= Work to complete =
Omit all images. Write out the rest of the material exactly.
↓↓↓
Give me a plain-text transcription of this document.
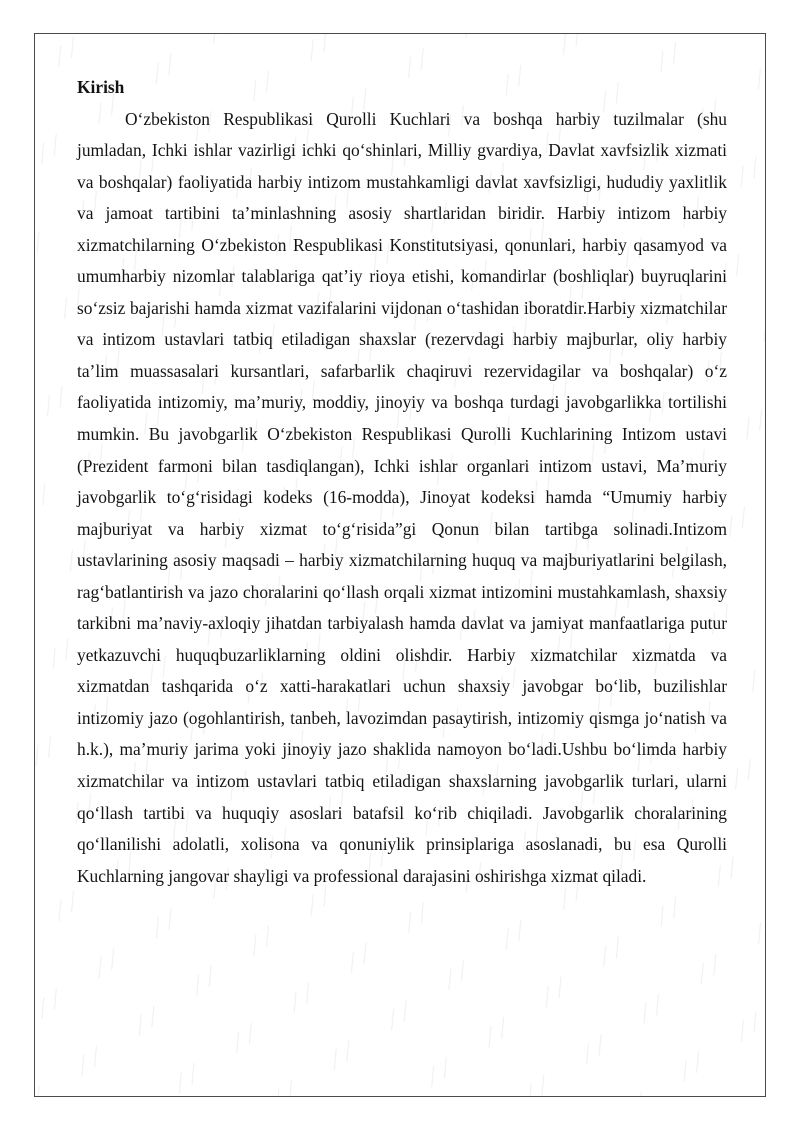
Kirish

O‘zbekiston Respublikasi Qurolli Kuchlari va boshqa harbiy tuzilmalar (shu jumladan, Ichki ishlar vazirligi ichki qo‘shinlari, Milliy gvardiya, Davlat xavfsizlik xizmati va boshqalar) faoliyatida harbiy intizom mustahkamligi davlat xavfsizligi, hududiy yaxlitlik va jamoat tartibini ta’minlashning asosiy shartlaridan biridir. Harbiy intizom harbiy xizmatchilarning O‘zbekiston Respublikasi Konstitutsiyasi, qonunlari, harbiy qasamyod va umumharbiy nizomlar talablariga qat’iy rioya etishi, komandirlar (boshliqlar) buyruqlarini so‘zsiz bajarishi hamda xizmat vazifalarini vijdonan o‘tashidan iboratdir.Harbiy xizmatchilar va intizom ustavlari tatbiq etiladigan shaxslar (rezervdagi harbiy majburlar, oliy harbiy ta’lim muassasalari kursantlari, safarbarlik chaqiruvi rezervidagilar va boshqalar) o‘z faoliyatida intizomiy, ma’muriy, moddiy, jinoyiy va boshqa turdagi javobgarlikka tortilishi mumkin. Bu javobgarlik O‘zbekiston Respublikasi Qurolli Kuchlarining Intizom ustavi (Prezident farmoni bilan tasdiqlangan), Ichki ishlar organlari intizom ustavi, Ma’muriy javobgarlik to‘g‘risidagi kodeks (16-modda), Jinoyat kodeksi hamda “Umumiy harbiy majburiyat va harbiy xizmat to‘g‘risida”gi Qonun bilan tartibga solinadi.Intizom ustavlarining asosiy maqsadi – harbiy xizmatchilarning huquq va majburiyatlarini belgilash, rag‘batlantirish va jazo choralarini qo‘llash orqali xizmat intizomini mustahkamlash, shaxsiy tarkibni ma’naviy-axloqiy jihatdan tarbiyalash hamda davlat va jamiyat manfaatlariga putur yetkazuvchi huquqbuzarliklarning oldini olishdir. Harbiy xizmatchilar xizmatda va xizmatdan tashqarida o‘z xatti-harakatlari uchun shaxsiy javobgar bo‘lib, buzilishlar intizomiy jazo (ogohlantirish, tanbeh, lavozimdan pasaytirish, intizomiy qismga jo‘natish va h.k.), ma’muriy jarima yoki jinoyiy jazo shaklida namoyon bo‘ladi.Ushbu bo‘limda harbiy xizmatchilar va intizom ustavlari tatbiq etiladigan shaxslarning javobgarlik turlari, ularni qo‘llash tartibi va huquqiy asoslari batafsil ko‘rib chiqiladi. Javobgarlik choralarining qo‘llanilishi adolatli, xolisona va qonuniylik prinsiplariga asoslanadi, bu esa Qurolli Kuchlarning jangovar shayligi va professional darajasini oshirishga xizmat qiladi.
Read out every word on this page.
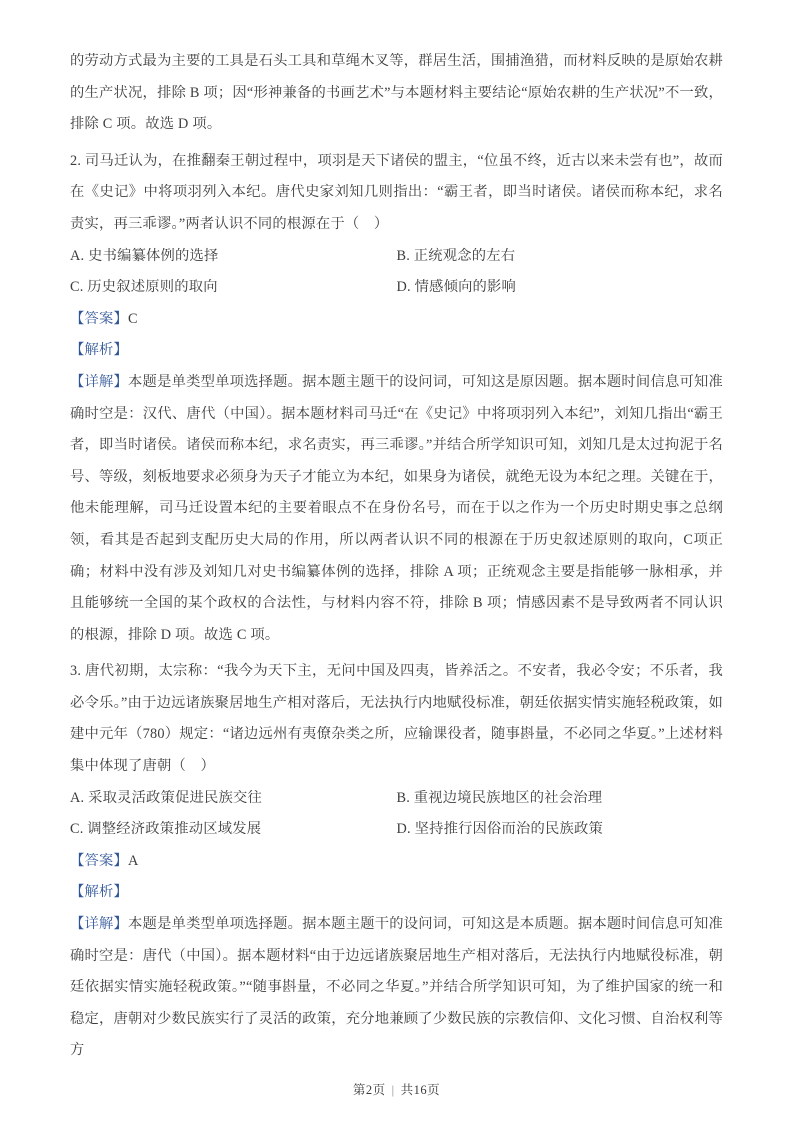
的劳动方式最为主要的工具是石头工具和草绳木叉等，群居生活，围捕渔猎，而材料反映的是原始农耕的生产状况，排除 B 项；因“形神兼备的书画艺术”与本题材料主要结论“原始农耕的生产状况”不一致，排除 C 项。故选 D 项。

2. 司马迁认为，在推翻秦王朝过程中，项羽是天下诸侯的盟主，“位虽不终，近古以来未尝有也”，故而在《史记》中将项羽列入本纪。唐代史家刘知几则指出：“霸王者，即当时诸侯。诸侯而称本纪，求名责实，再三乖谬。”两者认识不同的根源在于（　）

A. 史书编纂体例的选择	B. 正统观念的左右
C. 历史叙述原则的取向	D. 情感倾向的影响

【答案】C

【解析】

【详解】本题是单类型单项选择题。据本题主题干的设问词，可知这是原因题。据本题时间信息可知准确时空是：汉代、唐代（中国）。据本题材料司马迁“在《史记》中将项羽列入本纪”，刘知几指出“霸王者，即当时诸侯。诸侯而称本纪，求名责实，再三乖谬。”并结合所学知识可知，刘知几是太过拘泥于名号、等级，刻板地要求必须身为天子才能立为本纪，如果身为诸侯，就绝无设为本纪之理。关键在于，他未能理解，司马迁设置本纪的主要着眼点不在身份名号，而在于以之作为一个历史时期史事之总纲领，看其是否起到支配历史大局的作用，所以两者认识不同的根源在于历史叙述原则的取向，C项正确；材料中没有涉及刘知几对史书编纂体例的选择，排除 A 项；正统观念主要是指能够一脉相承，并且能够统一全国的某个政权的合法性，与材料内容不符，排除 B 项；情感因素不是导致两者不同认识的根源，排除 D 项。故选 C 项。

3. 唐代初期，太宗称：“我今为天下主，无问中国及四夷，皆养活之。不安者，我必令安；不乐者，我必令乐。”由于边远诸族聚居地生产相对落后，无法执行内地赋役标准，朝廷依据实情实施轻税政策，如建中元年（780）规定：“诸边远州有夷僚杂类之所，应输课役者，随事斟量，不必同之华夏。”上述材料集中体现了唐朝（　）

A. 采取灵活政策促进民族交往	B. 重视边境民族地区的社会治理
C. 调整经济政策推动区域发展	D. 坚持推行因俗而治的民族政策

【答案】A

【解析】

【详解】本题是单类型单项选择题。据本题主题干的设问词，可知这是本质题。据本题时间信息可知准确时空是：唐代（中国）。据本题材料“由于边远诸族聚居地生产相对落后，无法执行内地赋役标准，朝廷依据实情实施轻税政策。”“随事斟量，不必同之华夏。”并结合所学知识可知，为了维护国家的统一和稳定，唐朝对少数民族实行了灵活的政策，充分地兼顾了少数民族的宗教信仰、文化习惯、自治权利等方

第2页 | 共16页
↑↑↑
= Answer =
Give me a plain-text transcription of this document.
Kirish

O‘zbekiston Respublikasi Qurolli Kuchlari va boshqa harbiy tuzilmalar (shu jumladan, Ichki ishlar vazirligi ichki qo‘shinlari, Milliy gvardiya, Davlat xavfsizlik xizmati va boshqalar) faoliyatida harbiy intizom mustahkamligi davlat xavfsizligi, hududiy yaxlitlik va jamoat tartibini ta’minlashning asosiy shartlaridan biridir. Harbiy intizom harbiy xizmatchilarning O‘zbekiston Respublikasi Konstitutsiyasi, qonunlari, harbiy qasamyod va umumharbiy nizomlar talablariga qat’iy rioya etishi, komandirlar (boshliqlar) buyruqlarini so‘zsiz bajarishi hamda xizmat vazifalarini vijdonan o‘tashidan iboratdir.Harbiy xizmatchilar va intizom ustavlari tatbiq etiladigan shaxslar (rezervdagi harbiy majburlar, oliy harbiy ta’lim muassasalari kursantlari, safarbarlik chaqiruvi rezervidagilar va boshqalar) o‘z faoliyatida intizomiy, ma’muriy, moddiy, jinoyiy va boshqa turdagi javobgarlikka tortilishi mumkin. Bu javobgarlik O‘zbekiston Respublikasi Qurolli Kuchlarining Intizom ustavi (Prezident farmoni bilan tasdiqlangan), Ichki ishlar organlari intizom ustavi, Ma’muriy javobgarlik to‘g‘risidagi kodeks (16-modda), Jinoyat kodeksi hamda “Umumiy harbiy majburiyat va harbiy xizmat to‘g‘risida”gi Qonun bilan tartibga solinadi.Intizom ustavlarining asosiy maqsadi – harbiy xizmatchilarning huquq va majburiyatlarini belgilash, rag‘batlantirish va jazo choralarini qo‘llash orqali xizmat intizomini mustahkamlash, shaxsiy tarkibni ma’naviy-axloqiy jihatdan tarbiyalash hamda davlat va jamiyat manfaatlariga putur yetkazuvchi huquqbuzarliklarning oldini olishdir. Harbiy xizmatchilar xizmatda va xizmatdan tashqarida o‘z xatti-harakatlari uchun shaxsiy javobgar bo‘lib, buzilishlar intizomiy jazo (ogohlantirish, tanbeh, lavozimdan pasaytirish, intizomiy qismga jo‘natish va h.k.), ma’muriy jarima yoki jinoyiy jazo shaklida namoyon bo‘ladi.Ushbu bo‘limda harbiy xizmatchilar va intizom ustavlari tatbiq etiladigan shaxslarning javobgarlik turlari, ularni qo‘llash tartibi va huquqiy asoslari batafsil ko‘rib chiqiladi. Javobgarlik choralarining qo‘llanilishi adolatli, xolisona va qonuniylik prinsiplariga asoslanadi, bu esa Qurolli Kuchlarning jangovar shayligi va professional darajasini oshirishga xizmat qiladi.
Read out every word on this page.
的劳动方式最为主要的工具是石头工具和草绳木叉等，群居生活，围捕渔猎，而材料反映的是原始农耕的生产状况，排除 B 项；因“形神兼备的书画艺术”与本题材料主要结论“原始农耕的生产状况”不一致，排除 C 项。故选 D 项。

2. 司马迁认为，在推翻秦王朝过程中，项羽是天下诸侯的盟主，“位虽不终，近古以来未尝有也”，故而在《史记》中将项羽列入本纪。唐代史家刘知几则指出：“霸王者，即当时诸侯。诸侯而称本纪，求名责实，再三乖谬。”两者认识不同的根源在于（　）

A. 史书编纂体例的选择	B. 正统观念的左右
C. 历史叙述原则的取向	D. 情感倾向的影响

【答案】C

【解析】

【详解】本题是单类型单项选择题。据本题主题干的设问词，可知这是原因题。据本题时间信息可知准确时空是：汉代、唐代（中国）。据本题材料司马迁“在《史记》中将项羽列入本纪”，刘知几指出“霸王者，即当时诸侯。诸侯而称本纪，求名责实，再三乖谬。”并结合所学知识可知，刘知几是太过拘泥于名号、等级，刻板地要求必须身为天子才能立为本纪，如果身为诸侯，就绝无设为本纪之理。关键在于，他未能理解，司马迁设置本纪的主要着眼点不在身份名号，而在于以之作为一个历史时期史事之总纲领，看其是否起到支配历史大局的作用，所以两者认识不同的根源在于历史叙述原则的取向，C项正确；材料中没有涉及刘知几对史书编纂体例的选择，排除 A 项；正统观念主要是指能够一脉相承，并且能够统一全国的某个政权的合法性，与材料内容不符，排除 B 项；情感因素不是导致两者不同认识的根源，排除 D 项。故选 C 项。

3. 唐代初期，太宗称：“我今为天下主，无问中国及四夷，皆养活之。不安者，我必令安；不乐者，我必令乐。”由于边远诸族聚居地生产相对落后，无法执行内地赋役标准，朝廷依据实情实施轻税政策，如建中元年（780）规定：“诸边远州有夷僚杂类之所，应输课役者，随事斟量，不必同之华夏。”上述材料集中体现了唐朝（　）

A. 采取灵活政策促进民族交往	B. 重视边境民族地区的社会治理
C. 调整经济政策推动区域发展	D. 坚持推行因俗而治的民族政策

【答案】A

【解析】

【详解】本题是单类型单项选择题。据本题主题干的设问词，可知这是本质题。据本题时间信息可知准确时空是：唐代（中国）。据本题材料“由于边远诸族聚居地生产相对落后，无法执行内地赋役标准，朝廷依据实情实施轻税政策。”“随事斟量，不必同之华夏。”并结合所学知识可知，为了维护国家的统一和稳定，唐朝对少数民族实行了灵活的政策，充分地兼顾了少数民族的宗教信仰、文化习惯、自治权利等方

第2页 | 共16页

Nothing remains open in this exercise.